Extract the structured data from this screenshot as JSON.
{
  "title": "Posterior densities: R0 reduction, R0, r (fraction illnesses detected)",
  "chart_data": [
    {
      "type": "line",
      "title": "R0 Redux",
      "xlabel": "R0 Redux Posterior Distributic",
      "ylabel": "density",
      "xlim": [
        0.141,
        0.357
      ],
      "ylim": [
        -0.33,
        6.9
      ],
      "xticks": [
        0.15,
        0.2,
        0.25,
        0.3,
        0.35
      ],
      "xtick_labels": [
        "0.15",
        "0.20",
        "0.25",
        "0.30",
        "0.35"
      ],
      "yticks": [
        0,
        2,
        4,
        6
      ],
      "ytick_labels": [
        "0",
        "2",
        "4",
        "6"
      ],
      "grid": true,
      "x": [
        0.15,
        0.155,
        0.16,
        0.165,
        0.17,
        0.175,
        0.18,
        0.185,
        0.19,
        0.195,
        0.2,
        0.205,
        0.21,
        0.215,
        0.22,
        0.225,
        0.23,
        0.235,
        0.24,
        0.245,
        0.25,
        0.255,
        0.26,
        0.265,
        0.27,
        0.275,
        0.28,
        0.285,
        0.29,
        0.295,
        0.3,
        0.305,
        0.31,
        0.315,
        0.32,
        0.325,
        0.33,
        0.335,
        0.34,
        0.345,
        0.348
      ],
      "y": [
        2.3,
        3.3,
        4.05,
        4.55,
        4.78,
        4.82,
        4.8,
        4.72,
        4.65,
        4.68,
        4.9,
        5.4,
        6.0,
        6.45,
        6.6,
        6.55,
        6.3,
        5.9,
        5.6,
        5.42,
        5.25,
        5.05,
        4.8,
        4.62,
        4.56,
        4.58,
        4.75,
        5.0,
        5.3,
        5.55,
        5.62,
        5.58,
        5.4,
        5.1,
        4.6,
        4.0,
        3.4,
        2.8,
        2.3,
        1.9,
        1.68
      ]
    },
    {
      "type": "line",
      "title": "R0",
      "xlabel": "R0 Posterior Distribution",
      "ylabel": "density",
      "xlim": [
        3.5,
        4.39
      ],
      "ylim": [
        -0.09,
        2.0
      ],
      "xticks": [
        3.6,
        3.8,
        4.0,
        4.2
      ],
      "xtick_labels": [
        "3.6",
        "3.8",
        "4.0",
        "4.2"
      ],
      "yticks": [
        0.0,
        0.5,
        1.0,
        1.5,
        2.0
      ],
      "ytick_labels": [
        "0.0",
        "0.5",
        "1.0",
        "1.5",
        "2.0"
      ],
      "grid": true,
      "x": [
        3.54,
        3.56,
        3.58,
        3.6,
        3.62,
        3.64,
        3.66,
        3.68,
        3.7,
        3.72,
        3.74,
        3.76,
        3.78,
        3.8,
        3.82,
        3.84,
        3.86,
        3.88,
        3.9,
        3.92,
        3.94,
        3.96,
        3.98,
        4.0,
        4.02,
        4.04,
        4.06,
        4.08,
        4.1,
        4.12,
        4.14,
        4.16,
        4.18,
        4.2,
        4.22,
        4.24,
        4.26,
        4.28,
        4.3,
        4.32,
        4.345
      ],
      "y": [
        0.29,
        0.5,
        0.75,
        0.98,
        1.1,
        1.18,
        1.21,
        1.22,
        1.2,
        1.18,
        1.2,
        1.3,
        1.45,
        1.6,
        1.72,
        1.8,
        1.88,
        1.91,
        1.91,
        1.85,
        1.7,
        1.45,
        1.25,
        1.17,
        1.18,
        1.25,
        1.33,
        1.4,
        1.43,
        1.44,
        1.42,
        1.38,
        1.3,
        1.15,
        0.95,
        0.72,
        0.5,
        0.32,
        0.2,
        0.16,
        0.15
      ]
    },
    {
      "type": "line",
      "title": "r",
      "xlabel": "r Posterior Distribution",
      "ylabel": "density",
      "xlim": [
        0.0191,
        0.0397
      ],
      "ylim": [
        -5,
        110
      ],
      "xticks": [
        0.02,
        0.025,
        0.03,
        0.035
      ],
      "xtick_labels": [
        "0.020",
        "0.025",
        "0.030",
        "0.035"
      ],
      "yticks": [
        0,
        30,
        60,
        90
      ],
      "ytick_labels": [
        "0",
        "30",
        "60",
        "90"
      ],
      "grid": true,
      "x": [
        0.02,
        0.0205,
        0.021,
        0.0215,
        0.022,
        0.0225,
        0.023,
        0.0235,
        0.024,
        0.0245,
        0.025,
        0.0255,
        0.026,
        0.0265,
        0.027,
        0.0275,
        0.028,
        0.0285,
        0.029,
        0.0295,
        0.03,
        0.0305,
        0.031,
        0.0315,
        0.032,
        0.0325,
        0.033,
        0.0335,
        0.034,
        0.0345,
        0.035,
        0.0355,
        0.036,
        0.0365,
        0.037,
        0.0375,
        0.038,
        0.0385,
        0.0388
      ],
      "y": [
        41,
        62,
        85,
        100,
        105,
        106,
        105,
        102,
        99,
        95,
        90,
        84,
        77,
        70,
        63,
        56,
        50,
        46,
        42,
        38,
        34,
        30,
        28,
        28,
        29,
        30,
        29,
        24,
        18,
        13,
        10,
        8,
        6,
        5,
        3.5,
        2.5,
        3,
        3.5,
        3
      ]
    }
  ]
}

━━━

- _Exercise goal_: In full and verbatim, repeat the records given above.

- _Full answer_:
Extract the structured data from this screenshot as JSON.
{
  "title": "Posterior densities: R0 reduction, R0, r (fraction illnesses detected)",
  "chart_data": [
    {
      "type": "line",
      "title": "R0 Redux",
      "xlabel": "R0 Redux Posterior Distributic",
      "ylabel": "density",
      "xlim": [
        0.141,
        0.357
      ],
      "ylim": [
        -0.33,
        6.9
      ],
      "xticks": [
        0.15,
        0.2,
        0.25,
        0.3,
        0.35
      ],
      "xtick_labels": [
        "0.15",
        "0.20",
        "0.25",
        "0.30",
        "0.35"
      ],
      "yticks": [
        0,
        2,
        4,
        6
      ],
      "ytick_labels": [
        "0",
        "2",
        "4",
        "6"
      ],
      "grid": true,
      "x": [
        0.15,
        0.155,
        0.16,
        0.165,
        0.17,
        0.175,
        0.18,
        0.185,
        0.19,
        0.195,
        0.2,
        0.205,
        0.21,
        0.215,
        0.22,
        0.225,
        0.23,
        0.235,
        0.24,
        0.245,
        0.25,
        0.255,
        0.26,
        0.265,
        0.27,
        0.275,
        0.28,
        0.285,
        0.29,
        0.295,
        0.3,
        0.305,
        0.31,
        0.315,
        0.32,
        0.325,
        0.33,
        0.335,
        0.34,
        0.345,
        0.348
      ],
      "y": [
        2.3,
        3.3,
        4.05,
        4.55,
        4.78,
        4.82,
        4.8,
        4.72,
        4.65,
        4.68,
        4.9,
        5.4,
        6.0,
        6.45,
        6.6,
        6.55,
        6.3,
        5.9,
        5.6,
        5.42,
        5.25,
        5.05,
        4.8,
        4.62,
        4.56,
        4.58,
        4.75,
        5.0,
        5.3,
        5.55,
        5.62,
        5.58,
        5.4,
        5.1,
        4.6,
        4.0,
        3.4,
        2.8,
        2.3,
        1.9,
        1.68
      ]
    },
    {
      "type": "line",
      "title": "R0",
      "xlabel": "R0 Posterior Distribution",
      "ylabel": "density",
      "xlim": [
        3.5,
        4.39
      ],
      "ylim": [
        -0.09,
        2.0
      ],
      "xticks": [
        3.6,
        3.8,
        4.0,
        4.2
      ],
      "xtick_labels": [
        "3.6",
        "3.8",
        "4.0",
        "4.2"
      ],
      "yticks": [
        0.0,
        0.5,
        1.0,
        1.5,
        2.0
      ],
      "ytick_labels": [
        "0.0",
        "0.5",
        "1.0",
        "1.5",
        "2.0"
      ],
      "grid": true,
      "x": [
        3.54,
        3.56,
        3.58,
        3.6,
        3.62,
        3.64,
        3.66,
        3.68,
        3.7,
        3.72,
        3.74,
        3.76,
        3.78,
        3.8,
        3.82,
        3.84,
        3.86,
        3.88,
        3.9,
        3.92,
        3.94,
        3.96,
        3.98,
        4.0,
        4.02,
        4.04,
        4.06,
        4.08,
        4.1,
        4.12,
        4.14,
        4.16,
        4.18,
        4.2,
        4.22,
        4.24,
        4.26,
        4.28,
        4.3,
        4.32,
        4.345
      ],
      "y": [
        0.29,
        0.5,
        0.75,
        0.98,
        1.1,
        1.18,
        1.21,
        1.22,
        1.2,
        1.18,
        1.2,
        1.3,
        1.45,
        1.6,
        1.72,
        1.8,
        1.88,
        1.91,
        1.91,
        1.85,
        1.7,
        1.45,
        1.25,
        1.17,
        1.18,
        1.25,
        1.33,
        1.4,
        1.43,
        1.44,
        1.42,
        1.38,
        1.3,
        1.15,
        0.95,
        0.72,
        0.5,
        0.32,
        0.2,
        0.16,
        0.15
      ]
    },
    {
      "type": "line",
      "title": "r",
      "xlabel": "r Posterior Distribution",
      "ylabel": "density",
      "xlim": [
        0.0191,
        0.0397
      ],
      "ylim": [
        -5,
        110
      ],
      "xticks": [
        0.02,
        0.025,
        0.03,
        0.035
      ],
      "xtick_labels": [
        "0.020",
        "0.025",
        "0.030",
        "0.035"
      ],
      "yticks": [
        0,
        30,
        60,
        90
      ],
      "ytick_labels": [
        "0",
        "30",
        "60",
        "90"
      ],
      "grid": true,
      "x": [
        0.02,
        0.0205,
        0.021,
        0.0215,
        0.022,
        0.0225,
        0.023,
        0.0235,
        0.024,
        0.0245,
        0.025,
        0.0255,
        0.026,
        0.0265,
        0.027,
        0.0275,
        0.028,
        0.0285,
        0.029,
        0.0295,
        0.03,
        0.0305,
        0.031,
        0.0315,
        0.032,
        0.0325,
        0.033,
        0.0335,
        0.034,
        0.0345,
        0.035,
        0.0355,
        0.036,
        0.0365,
        0.037,
        0.0375,
        0.038,
        0.0385,
        0.0388
      ],
      "y": [
        41,
        62,
        85,
        100,
        105,
        106,
        105,
        102,
        99,
        95,
        90,
        84,
        77,
        70,
        63,
        56,
        50,
        46,
        42,
        38,
        34,
        30,
        28,
        28,
        29,
        30,
        29,
        24,
        18,
        13,
        10,
        8,
        6,
        5,
        3.5,
        2.5,
        3,
        3.5,
        3
      ]
    }
  ]
}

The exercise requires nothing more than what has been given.